%%
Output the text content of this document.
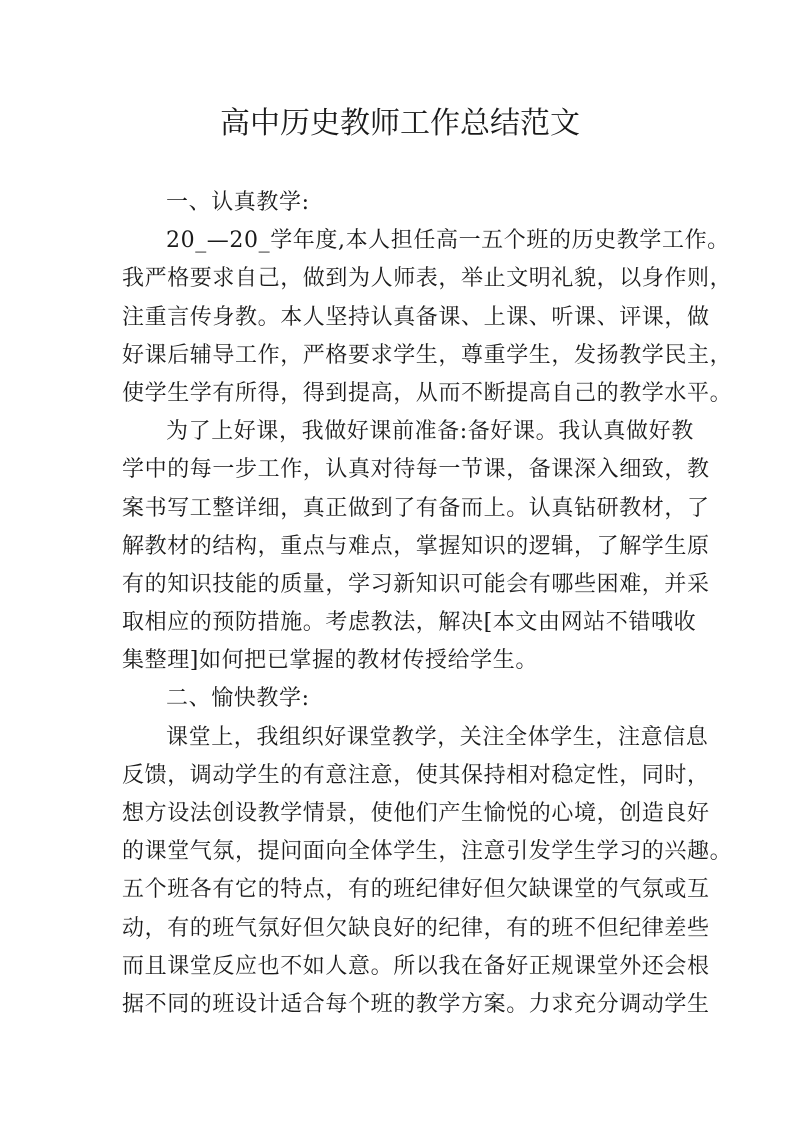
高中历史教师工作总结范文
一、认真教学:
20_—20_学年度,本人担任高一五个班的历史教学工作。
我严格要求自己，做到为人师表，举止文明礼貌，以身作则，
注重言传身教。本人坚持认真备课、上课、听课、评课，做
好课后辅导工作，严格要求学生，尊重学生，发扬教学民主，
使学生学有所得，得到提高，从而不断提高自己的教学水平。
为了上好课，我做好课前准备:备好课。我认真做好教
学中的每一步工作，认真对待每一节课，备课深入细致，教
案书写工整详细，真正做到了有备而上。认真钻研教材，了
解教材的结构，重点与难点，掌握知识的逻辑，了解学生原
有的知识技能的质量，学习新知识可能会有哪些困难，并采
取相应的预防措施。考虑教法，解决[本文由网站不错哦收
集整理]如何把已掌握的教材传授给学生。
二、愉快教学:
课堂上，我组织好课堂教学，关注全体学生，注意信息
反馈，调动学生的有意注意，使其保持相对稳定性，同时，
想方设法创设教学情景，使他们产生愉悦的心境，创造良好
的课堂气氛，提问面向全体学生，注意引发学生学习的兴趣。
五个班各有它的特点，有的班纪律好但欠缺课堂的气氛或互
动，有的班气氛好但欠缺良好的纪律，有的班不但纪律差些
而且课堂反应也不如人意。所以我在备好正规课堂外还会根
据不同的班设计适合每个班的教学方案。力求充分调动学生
%%
%%
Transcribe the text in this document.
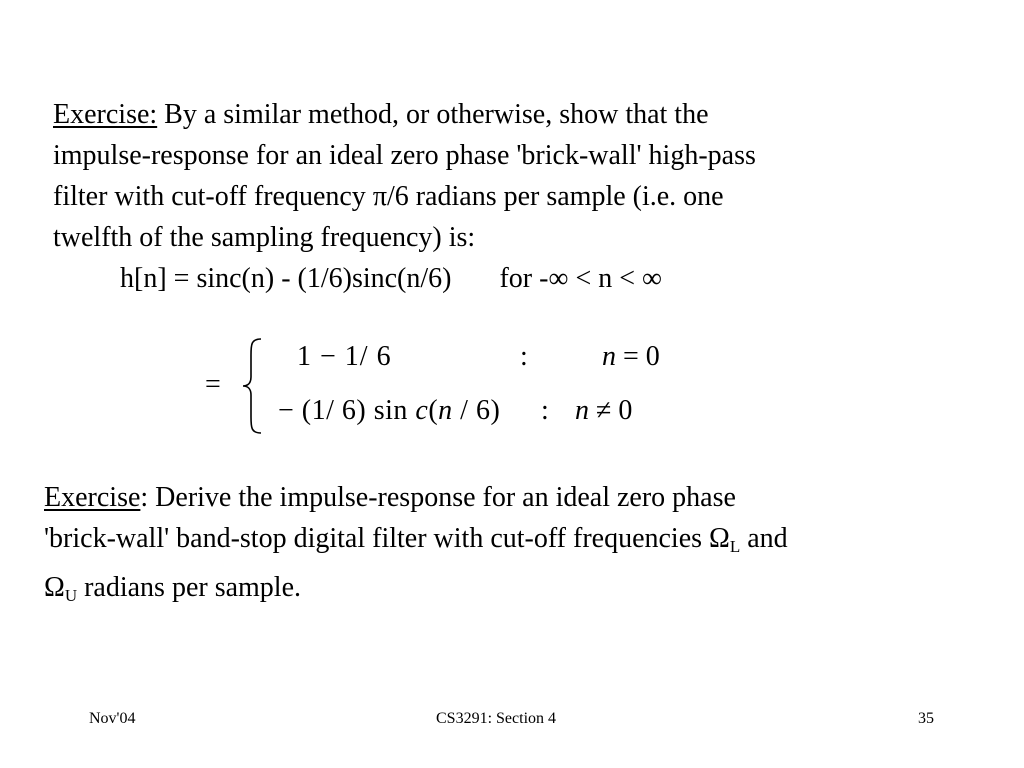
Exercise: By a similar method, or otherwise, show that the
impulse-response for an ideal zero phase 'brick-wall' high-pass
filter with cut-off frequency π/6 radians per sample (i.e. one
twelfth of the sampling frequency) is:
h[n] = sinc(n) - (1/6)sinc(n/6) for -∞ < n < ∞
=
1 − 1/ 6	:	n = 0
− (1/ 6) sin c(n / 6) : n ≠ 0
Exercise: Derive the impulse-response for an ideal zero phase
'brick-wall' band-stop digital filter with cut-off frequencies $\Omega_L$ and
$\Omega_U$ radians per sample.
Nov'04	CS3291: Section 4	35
%%
**Task directions**
Copy each line holding the word "impulse" from the listing above.

**Finished answer**
impulse-response for an ideal zero phase 'brick-wall' high-pass
Exercise: Derive the impulse-response for an ideal zero phase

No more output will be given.